§ **REQUEST**:
Word for word, quote all of the material, omitting the pictures.

□ □ □ □ □

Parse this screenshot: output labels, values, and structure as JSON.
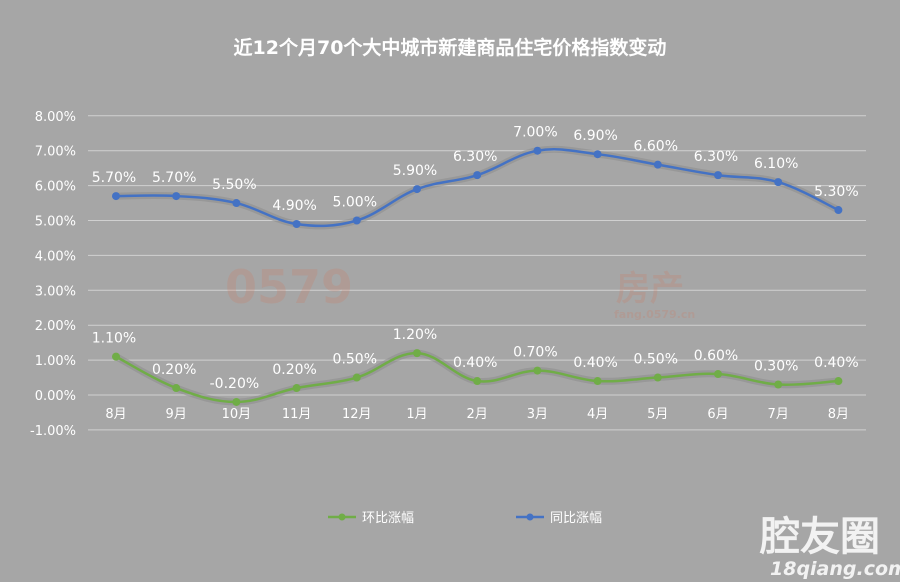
{
  "chart_data": {
    "type": "line",
    "title": "近12个月70个大中城市新建商品住宅价格指数变动",
    "categories": [
      "8月",
      "9月",
      "10月",
      "11月",
      "12月",
      "1月",
      "2月",
      "3月",
      "4月",
      "5月",
      "6月",
      "7月",
      "8月"
    ],
    "series": [
      {
        "name": "环比涨幅",
        "color": "#70ad47",
        "values": [
          1.1,
          0.2,
          -0.2,
          0.2,
          0.5,
          1.2,
          0.4,
          0.7,
          0.4,
          0.5,
          0.6,
          0.3,
          0.4
        ],
        "labels": [
          "1.10%",
          "0.20%",
          "-0.20%",
          "0.20%",
          "0.50%",
          "1.20%",
          "0.40%",
          "0.70%",
          "0.40%",
          "0.50%",
          "0.60%",
          "0.30%",
          "0.40%"
        ]
      },
      {
        "name": "同比涨幅",
        "color": "#4472c4",
        "values": [
          5.7,
          5.7,
          5.5,
          4.9,
          5.0,
          5.9,
          6.3,
          7.0,
          6.9,
          6.6,
          6.3,
          6.1,
          5.3
        ],
        "labels": [
          "5.70%",
          "5.70%",
          "5.50%",
          "4.90%",
          "5.00%",
          "5.90%",
          "6.30%",
          "7.00%",
          "6.90%",
          "6.60%",
          "6.30%",
          "6.10%",
          "5.30%"
        ]
      }
    ],
    "ylim": [
      -1,
      8
    ],
    "yticks": [
      "-1.00%",
      "0.00%",
      "1.00%",
      "2.00%",
      "3.00%",
      "4.00%",
      "5.00%",
      "6.00%",
      "7.00%",
      "8.00%"
    ],
    "grid": true,
    "legend": "bottom"
  },
  "watermark": {
    "text": "0579",
    "subtext": "房产",
    "url": "fang.0579.cn"
  },
  "brand": {
    "name": "腔友圈",
    "url": "18qiang.com"
  }
}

□ □ □ □ □

§ **RESULT OF THIS EXERCISE**:
Parse this screenshot: output labels, values, and structure as JSON.
{
  "chart_data": {
    "type": "line",
    "title": "近12个月70个大中城市新建商品住宅价格指数变动",
    "categories": [
      "8月",
      "9月",
      "10月",
      "11月",
      "12月",
      "1月",
      "2月",
      "3月",
      "4月",
      "5月",
      "6月",
      "7月",
      "8月"
    ],
    "series": [
      {
        "name": "环比涨幅",
        "color": "#70ad47",
        "values": [
          1.1,
          0.2,
          -0.2,
          0.2,
          0.5,
          1.2,
          0.4,
          0.7,
          0.4,
          0.5,
          0.6,
          0.3,
          0.4
        ],
        "labels": [
          "1.10%",
          "0.20%",
          "-0.20%",
          "0.20%",
          "0.50%",
          "1.20%",
          "0.40%",
          "0.70%",
          "0.40%",
          "0.50%",
          "0.60%",
          "0.30%",
          "0.40%"
        ]
      },
      {
        "name": "同比涨幅",
        "color": "#4472c4",
        "values": [
          5.7,
          5.7,
          5.5,
          4.9,
          5.0,
          5.9,
          6.3,
          7.0,
          6.9,
          6.6,
          6.3,
          6.1,
          5.3
        ],
        "labels": [
          "5.70%",
          "5.70%",
          "5.50%",
          "4.90%",
          "5.00%",
          "5.90%",
          "6.30%",
          "7.00%",
          "6.90%",
          "6.60%",
          "6.30%",
          "6.10%",
          "5.30%"
        ]
      }
    ],
    "ylim": [
      -1,
      8
    ],
    "yticks": [
      "-1.00%",
      "0.00%",
      "1.00%",
      "2.00%",
      "3.00%",
      "4.00%",
      "5.00%",
      "6.00%",
      "7.00%",
      "8.00%"
    ],
    "grid": true,
    "legend": "bottom"
  },
  "watermark": {
    "text": "0579",
    "subtext": "房产",
    "url": "fang.0579.cn"
  },
  "brand": {
    "name": "腔友圈",
    "url": "18qiang.com"
  }
}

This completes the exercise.